Exercise goal - Each entry below is to be extracted exactly.

Dataset -
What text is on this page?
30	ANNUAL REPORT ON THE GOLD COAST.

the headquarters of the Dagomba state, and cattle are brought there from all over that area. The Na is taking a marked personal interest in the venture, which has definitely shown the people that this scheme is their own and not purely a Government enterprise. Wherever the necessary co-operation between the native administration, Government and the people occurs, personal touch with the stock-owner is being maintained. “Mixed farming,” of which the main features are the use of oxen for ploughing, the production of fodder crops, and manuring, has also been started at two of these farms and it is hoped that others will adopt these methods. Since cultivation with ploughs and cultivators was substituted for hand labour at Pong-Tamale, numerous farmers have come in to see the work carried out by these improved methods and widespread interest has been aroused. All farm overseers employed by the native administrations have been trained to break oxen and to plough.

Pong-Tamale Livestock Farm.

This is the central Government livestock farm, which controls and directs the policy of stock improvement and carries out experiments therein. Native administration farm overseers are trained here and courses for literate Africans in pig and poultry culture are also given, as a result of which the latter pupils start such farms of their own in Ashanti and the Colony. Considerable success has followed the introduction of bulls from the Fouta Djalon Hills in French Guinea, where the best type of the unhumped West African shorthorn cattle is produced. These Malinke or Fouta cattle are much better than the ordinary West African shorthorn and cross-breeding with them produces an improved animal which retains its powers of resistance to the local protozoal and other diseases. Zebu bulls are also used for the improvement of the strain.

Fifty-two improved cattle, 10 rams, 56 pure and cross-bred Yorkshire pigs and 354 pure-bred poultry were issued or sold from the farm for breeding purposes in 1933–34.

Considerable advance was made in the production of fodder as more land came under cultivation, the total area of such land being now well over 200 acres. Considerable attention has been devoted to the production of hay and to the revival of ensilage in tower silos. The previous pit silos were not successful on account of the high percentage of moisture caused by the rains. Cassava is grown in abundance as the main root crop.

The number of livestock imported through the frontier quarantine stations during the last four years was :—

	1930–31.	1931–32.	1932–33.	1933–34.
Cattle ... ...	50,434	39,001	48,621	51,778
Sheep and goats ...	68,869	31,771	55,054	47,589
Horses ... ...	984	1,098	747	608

Solution for this task -
What text is on this page?
30	ANNUAL REPORT ON THE GOLD COAST.

the headquarters of the Dagomba state, and cattle are brought there from all over that area. The Na is taking a marked personal interest in the venture, which has definitely shown the people that this scheme is their own and not purely a Government enterprise. Wherever the necessary co-operation between the native administration, Government and the people occurs, personal touch with the stock-owner is being maintained. “Mixed farming,” of which the main features are the use of oxen for ploughing, the production of fodder crops, and manuring, has also been started at two of these farms and it is hoped that others will adopt these methods. Since cultivation with ploughs and cultivators was substituted for hand labour at Pong-Tamale, numerous farmers have come in to see the work carried out by these improved methods and widespread interest has been aroused. All farm overseers employed by the native administrations have been trained to break oxen and to plough.

Pong-Tamale Livestock Farm.

This is the central Government livestock farm, which controls and directs the policy of stock improvement and carries out experiments therein. Native administration farm overseers are trained here and courses for literate Africans in pig and poultry culture are also given, as a result of which the latter pupils start such farms of their own in Ashanti and the Colony. Considerable success has followed the introduction of bulls from the Fouta Djalon Hills in French Guinea, where the best type of the unhumped West African shorthorn cattle is produced. These Malinke or Fouta cattle are much better than the ordinary West African shorthorn and cross-breeding with them produces an improved animal which retains its powers of resistance to the local protozoal and other diseases. Zebu bulls are also used for the improvement of the strain.

Fifty-two improved cattle, 10 rams, 56 pure and cross-bred Yorkshire pigs and 354 pure-bred poultry were issued or sold from the farm for breeding purposes in 1933–34.

Considerable advance was made in the production of fodder as more land came under cultivation, the total area of such land being now well over 200 acres. Considerable attention has been devoted to the production of hay and to the revival of ensilage in tower silos. The previous pit silos were not successful on account of the high percentage of moisture caused by the rains. Cassava is grown in abundance as the main root crop.

The number of livestock imported through the frontier quarantine stations during the last four years was :—

	1930–31.	1931–32.	1932–33.	1933–34.
Cattle ... ...	50,434	39,001	48,621	51,778
Sheep and goats ...	68,869	31,771	55,054	47,589
Horses ... ...	984	1,098	747	608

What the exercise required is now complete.